◆ The task
Wherever the string "this" shows up in a line, count that line. Give the total alone.

◆ Data to use
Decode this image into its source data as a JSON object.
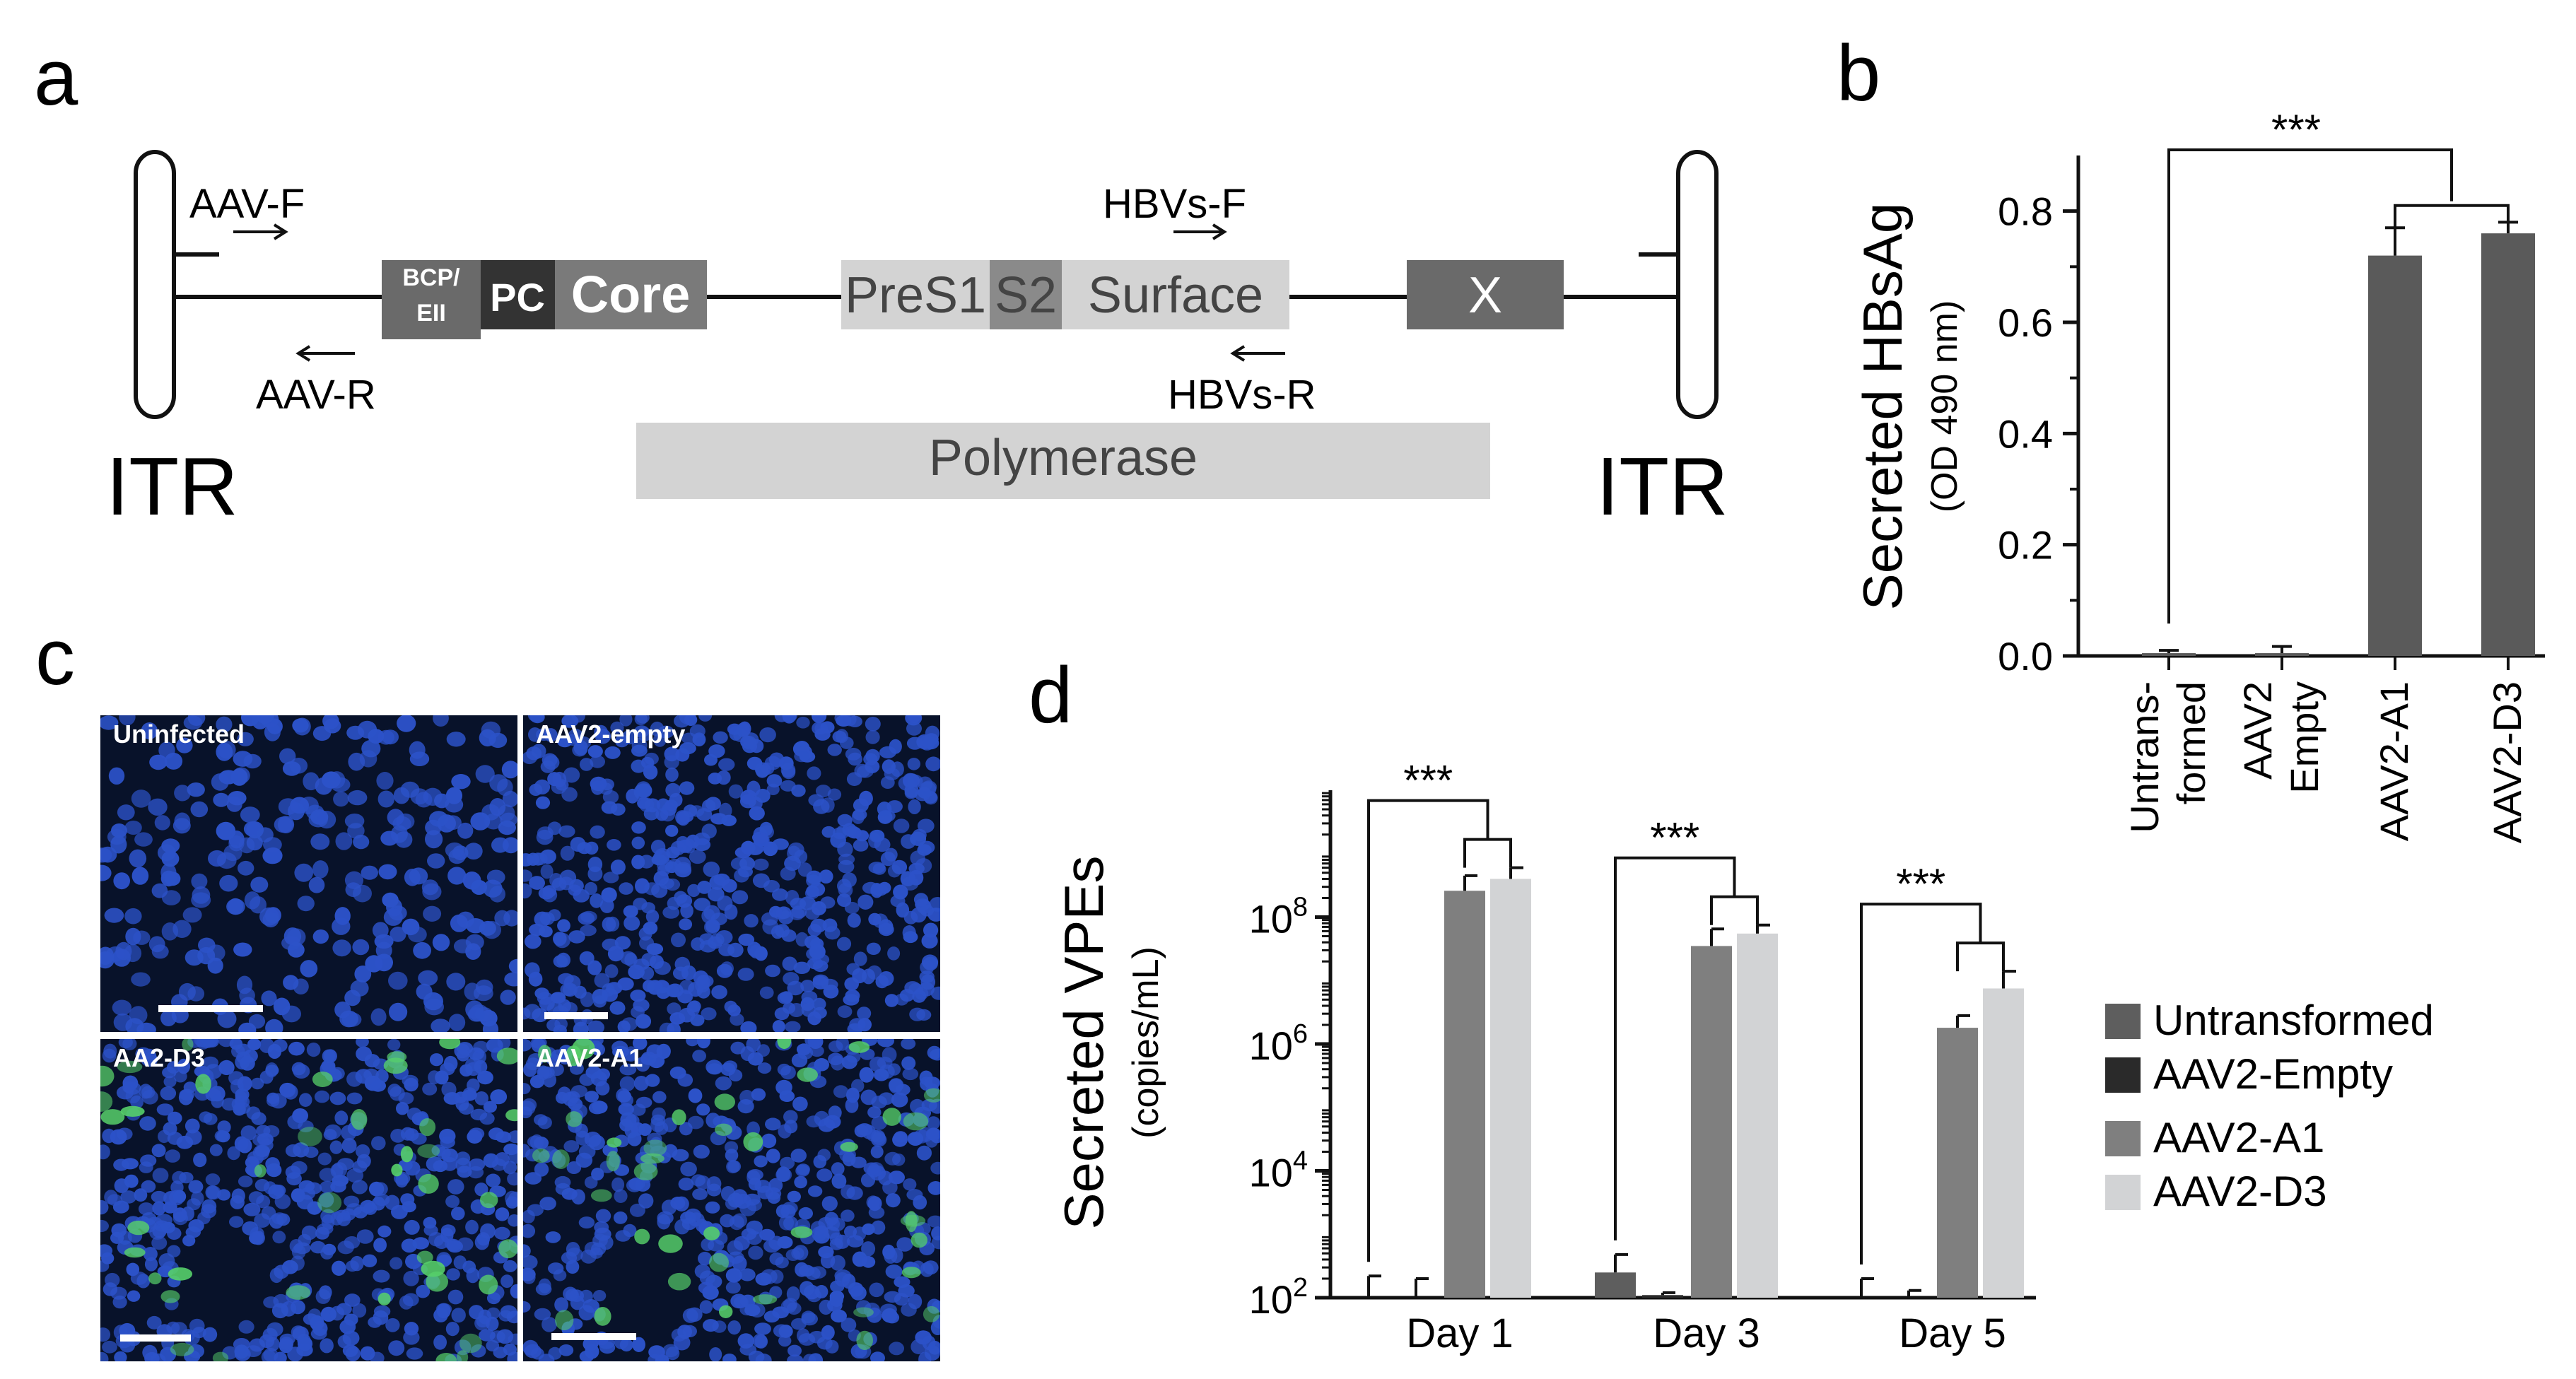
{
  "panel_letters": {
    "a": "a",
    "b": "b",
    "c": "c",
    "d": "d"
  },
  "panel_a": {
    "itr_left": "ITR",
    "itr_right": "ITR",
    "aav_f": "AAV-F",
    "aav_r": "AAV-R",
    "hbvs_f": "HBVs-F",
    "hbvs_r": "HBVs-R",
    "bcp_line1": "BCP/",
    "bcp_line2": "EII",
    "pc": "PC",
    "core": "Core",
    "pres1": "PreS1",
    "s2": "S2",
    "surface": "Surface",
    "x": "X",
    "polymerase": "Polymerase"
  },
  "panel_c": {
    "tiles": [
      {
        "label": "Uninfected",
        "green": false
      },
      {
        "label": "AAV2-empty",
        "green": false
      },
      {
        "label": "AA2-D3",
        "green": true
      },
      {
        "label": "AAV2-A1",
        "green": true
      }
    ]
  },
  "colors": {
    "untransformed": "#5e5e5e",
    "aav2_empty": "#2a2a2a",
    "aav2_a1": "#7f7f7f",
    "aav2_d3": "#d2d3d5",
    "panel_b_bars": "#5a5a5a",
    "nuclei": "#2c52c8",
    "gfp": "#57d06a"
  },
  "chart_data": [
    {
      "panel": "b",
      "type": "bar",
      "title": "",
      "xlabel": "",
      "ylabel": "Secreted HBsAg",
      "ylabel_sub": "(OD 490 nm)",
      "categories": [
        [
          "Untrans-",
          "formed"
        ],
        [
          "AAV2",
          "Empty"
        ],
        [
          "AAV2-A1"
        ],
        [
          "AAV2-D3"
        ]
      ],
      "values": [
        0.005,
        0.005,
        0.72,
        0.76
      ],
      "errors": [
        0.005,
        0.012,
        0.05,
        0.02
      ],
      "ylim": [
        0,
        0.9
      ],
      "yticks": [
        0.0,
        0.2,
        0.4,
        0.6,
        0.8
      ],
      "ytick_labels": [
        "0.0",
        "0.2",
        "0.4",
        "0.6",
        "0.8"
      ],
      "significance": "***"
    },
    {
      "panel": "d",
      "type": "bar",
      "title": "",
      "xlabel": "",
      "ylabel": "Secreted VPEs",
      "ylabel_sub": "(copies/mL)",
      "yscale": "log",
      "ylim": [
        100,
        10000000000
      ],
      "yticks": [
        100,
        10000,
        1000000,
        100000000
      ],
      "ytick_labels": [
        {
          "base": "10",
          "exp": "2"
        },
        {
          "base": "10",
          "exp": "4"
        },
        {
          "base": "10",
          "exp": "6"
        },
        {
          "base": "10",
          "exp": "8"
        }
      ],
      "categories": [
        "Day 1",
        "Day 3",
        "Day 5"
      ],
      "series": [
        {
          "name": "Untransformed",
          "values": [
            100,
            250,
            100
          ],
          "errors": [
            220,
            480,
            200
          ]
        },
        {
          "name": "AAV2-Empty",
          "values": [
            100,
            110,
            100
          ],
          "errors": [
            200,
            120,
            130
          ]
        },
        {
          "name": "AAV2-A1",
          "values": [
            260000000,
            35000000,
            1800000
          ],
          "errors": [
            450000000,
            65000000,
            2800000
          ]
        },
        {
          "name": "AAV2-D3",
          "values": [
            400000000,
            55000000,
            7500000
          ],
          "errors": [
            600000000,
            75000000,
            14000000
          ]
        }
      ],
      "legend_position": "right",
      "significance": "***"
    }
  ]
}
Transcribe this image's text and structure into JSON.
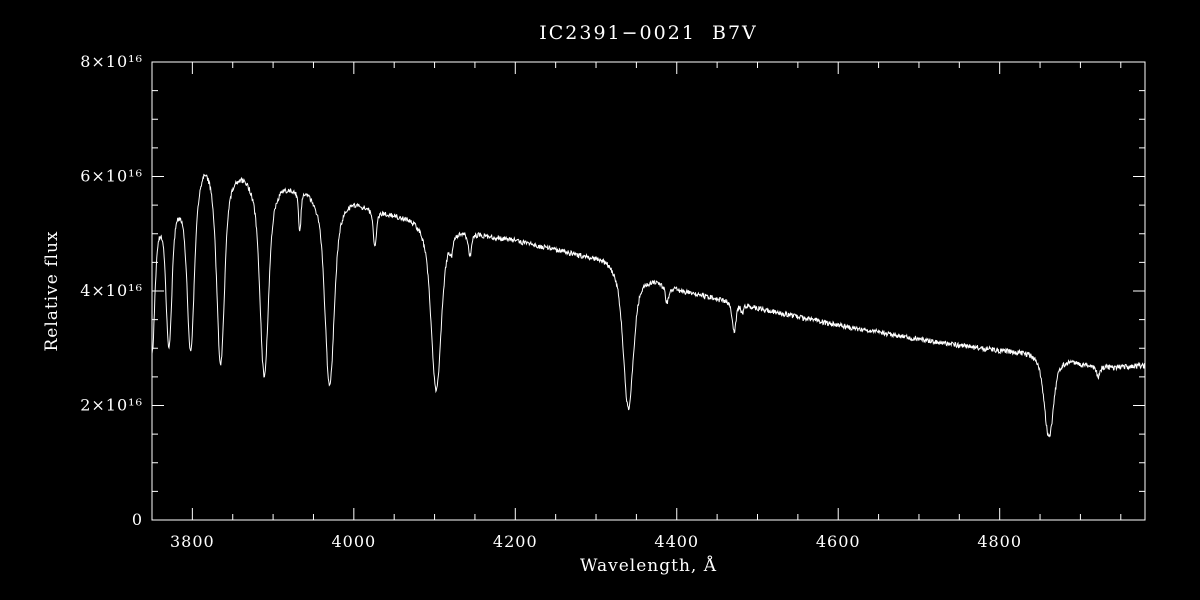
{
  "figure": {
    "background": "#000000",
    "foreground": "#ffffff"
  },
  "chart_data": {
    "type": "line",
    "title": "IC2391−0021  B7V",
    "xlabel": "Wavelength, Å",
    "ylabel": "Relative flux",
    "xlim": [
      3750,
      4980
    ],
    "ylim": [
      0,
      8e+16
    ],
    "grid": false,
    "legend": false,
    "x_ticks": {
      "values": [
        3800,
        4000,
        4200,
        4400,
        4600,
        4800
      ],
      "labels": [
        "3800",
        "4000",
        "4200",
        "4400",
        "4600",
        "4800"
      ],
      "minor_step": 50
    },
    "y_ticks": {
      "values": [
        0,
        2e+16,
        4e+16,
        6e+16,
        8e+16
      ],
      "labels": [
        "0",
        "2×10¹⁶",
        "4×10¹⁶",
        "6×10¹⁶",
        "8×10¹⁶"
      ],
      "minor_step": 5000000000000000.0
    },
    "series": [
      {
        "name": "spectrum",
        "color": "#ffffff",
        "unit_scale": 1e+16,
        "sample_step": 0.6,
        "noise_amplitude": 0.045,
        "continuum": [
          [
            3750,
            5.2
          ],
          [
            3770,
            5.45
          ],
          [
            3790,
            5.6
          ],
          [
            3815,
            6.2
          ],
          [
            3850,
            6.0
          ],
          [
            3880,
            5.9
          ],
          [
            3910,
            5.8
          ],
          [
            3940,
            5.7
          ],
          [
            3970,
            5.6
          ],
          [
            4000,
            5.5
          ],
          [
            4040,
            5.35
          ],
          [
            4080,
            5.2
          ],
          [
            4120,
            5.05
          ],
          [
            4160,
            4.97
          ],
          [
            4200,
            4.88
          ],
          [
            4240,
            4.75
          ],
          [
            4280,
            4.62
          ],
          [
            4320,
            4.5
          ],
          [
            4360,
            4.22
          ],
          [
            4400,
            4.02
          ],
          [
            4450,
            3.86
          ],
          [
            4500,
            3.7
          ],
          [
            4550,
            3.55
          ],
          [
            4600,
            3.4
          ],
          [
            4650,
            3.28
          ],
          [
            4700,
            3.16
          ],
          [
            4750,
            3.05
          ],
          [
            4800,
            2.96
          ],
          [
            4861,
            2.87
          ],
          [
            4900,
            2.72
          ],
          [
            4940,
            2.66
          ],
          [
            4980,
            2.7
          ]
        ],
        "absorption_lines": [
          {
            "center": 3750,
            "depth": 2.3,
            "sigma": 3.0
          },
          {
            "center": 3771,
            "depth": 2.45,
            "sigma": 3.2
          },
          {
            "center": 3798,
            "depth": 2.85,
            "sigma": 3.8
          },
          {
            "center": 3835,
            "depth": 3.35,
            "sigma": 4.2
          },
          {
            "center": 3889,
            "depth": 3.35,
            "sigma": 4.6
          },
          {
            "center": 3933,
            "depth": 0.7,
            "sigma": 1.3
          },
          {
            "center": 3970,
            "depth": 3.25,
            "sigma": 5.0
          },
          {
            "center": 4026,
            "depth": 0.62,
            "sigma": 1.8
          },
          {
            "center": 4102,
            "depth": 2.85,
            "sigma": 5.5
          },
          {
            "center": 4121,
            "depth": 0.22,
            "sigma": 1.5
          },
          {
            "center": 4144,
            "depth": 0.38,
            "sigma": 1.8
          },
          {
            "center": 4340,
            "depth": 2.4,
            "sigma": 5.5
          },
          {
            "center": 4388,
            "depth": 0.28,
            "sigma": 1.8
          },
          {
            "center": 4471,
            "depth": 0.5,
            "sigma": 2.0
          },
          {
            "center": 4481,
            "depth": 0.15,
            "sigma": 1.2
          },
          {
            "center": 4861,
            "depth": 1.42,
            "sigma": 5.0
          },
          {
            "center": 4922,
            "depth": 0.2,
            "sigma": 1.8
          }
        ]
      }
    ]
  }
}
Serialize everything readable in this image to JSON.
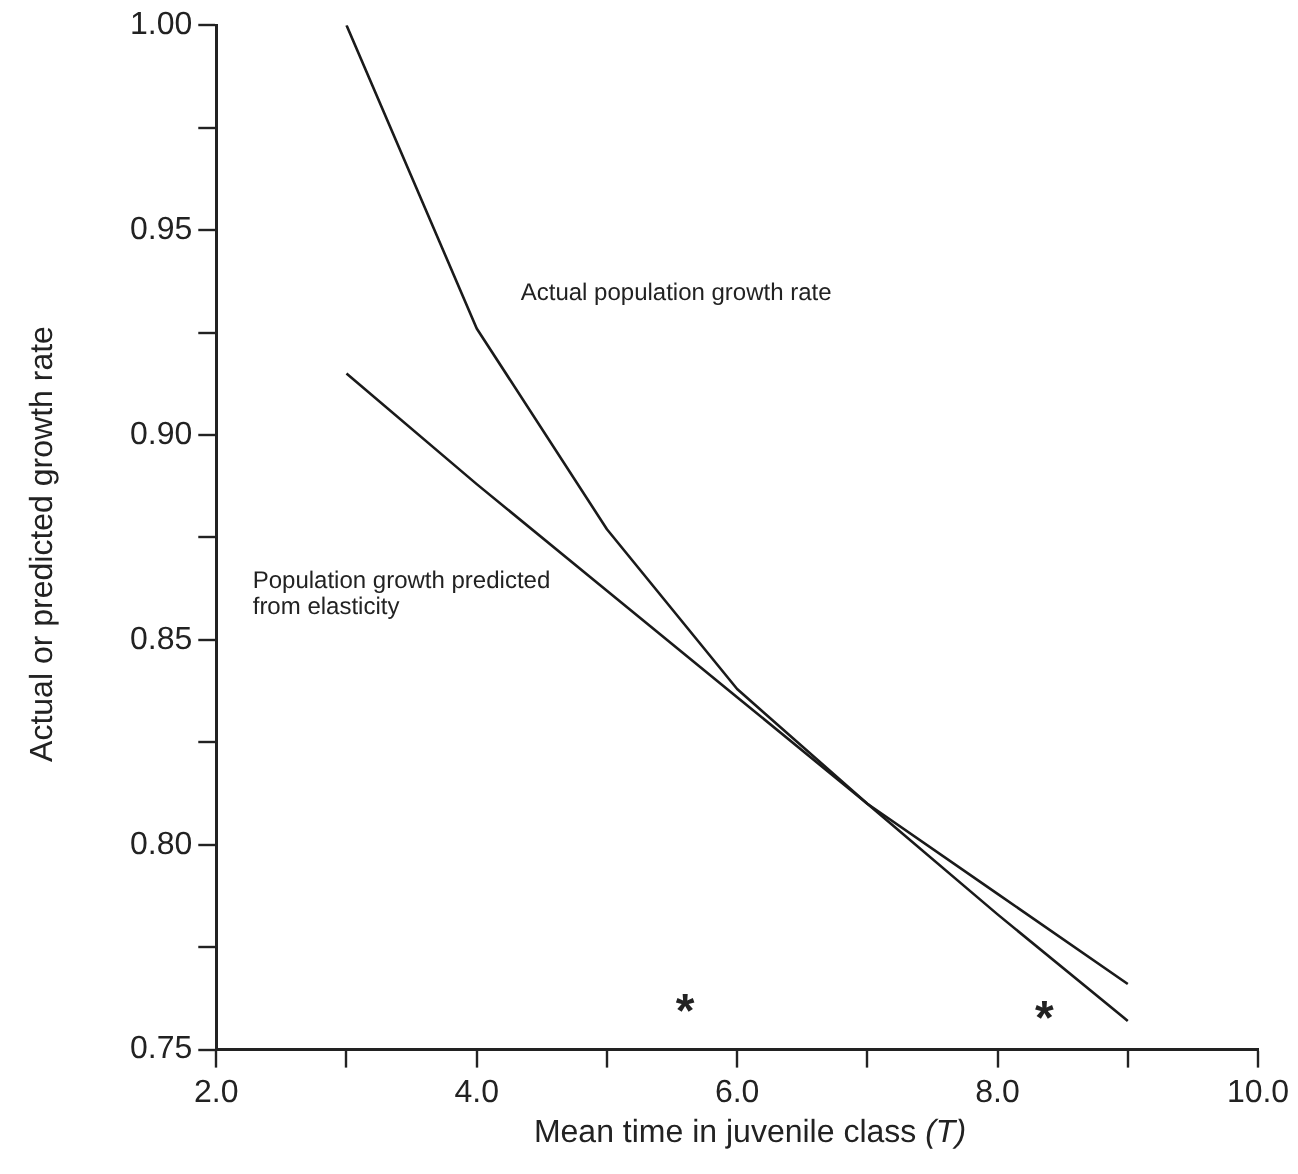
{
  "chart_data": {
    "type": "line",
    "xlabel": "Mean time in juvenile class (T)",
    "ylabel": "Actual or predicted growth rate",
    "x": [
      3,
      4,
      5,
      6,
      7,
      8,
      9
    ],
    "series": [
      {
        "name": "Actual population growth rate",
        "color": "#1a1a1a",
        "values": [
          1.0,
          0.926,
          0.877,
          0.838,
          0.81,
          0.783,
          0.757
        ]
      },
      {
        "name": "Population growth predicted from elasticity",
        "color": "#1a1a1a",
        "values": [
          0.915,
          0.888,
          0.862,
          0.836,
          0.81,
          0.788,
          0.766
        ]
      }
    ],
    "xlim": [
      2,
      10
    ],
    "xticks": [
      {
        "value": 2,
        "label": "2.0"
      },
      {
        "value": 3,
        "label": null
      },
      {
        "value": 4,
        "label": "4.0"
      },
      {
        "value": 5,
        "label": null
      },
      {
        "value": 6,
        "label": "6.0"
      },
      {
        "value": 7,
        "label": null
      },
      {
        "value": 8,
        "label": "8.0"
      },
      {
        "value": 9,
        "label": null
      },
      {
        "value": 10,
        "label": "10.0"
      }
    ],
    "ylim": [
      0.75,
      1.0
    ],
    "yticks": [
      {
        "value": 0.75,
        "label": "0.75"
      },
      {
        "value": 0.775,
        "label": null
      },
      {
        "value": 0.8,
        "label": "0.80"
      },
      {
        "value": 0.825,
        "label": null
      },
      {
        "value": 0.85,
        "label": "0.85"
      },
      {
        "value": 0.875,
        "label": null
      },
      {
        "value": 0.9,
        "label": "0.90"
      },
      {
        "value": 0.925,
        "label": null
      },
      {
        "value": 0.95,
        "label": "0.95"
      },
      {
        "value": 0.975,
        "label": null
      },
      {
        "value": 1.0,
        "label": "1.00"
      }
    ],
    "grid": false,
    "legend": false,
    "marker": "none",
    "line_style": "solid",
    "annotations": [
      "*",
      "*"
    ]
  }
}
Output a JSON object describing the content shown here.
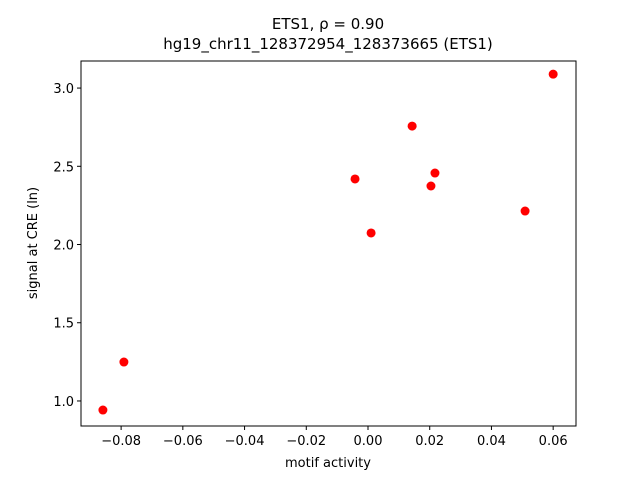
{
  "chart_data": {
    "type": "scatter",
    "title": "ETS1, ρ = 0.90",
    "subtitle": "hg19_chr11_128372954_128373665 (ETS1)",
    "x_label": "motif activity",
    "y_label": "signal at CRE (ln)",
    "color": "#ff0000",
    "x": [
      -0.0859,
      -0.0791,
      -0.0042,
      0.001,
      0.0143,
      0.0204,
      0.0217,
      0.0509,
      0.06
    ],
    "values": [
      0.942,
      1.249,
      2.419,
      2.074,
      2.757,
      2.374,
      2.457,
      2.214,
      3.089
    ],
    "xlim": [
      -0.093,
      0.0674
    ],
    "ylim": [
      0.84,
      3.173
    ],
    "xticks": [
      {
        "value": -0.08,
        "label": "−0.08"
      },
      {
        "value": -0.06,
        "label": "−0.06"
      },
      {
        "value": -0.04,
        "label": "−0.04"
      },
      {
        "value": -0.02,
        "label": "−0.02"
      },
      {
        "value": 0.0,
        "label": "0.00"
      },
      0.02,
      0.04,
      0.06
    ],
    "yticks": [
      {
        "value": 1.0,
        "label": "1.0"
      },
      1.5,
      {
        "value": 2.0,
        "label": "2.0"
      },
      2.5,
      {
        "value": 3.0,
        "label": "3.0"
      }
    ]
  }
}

◆ Output below
3